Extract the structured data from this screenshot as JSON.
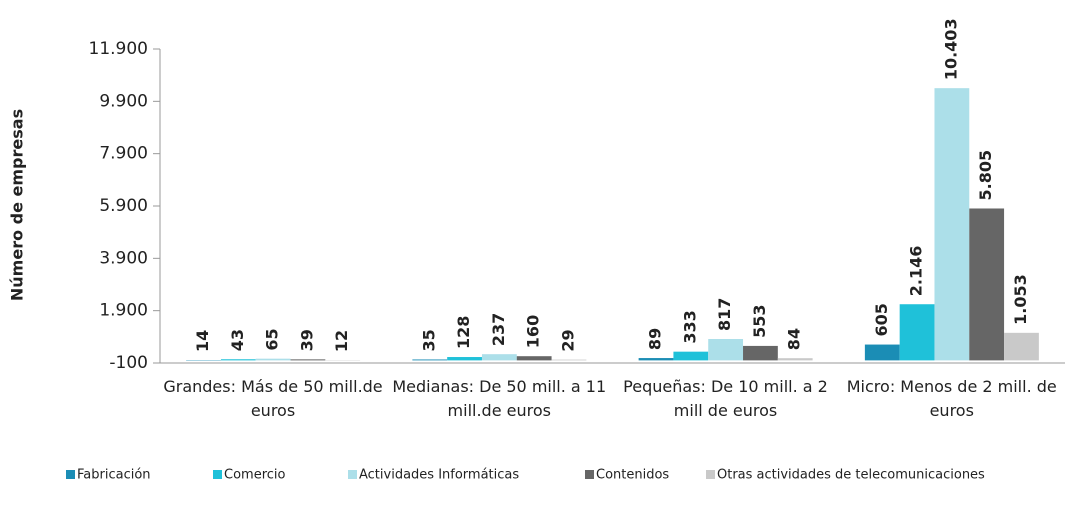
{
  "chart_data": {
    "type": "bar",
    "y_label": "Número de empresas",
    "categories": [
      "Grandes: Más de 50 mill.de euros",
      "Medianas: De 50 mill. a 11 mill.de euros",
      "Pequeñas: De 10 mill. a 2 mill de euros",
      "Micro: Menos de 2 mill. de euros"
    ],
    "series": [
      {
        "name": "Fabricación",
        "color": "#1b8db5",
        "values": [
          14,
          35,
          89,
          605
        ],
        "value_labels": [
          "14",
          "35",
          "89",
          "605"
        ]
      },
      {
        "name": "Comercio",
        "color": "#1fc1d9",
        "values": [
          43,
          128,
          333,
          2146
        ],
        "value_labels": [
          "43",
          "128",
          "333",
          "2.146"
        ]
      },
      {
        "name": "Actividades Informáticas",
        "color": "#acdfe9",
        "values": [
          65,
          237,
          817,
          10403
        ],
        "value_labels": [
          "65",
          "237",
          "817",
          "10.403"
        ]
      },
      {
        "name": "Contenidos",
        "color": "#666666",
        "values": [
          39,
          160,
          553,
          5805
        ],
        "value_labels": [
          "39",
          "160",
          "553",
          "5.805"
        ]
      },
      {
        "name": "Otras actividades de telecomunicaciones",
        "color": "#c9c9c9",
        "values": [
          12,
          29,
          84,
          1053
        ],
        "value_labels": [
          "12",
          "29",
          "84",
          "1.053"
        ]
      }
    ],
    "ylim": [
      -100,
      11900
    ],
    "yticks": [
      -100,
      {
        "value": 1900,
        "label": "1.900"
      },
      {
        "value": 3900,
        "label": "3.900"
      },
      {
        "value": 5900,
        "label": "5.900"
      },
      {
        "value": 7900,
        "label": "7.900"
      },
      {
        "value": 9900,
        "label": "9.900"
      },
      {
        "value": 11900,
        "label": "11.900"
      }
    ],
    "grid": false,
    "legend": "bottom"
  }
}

+-------+

» TASK PROMPT
Pick out all lines containing the string "mill".

» THE RESPONSE
      "Grandes: Más de 50 mill.de euros",
      "Medianas: De 50 mill. a 11 mill.de euros",
      "Pequeñas: De 10 mill. a 2 mill de euros",
      "Micro: Menos de 2 mill. de euros"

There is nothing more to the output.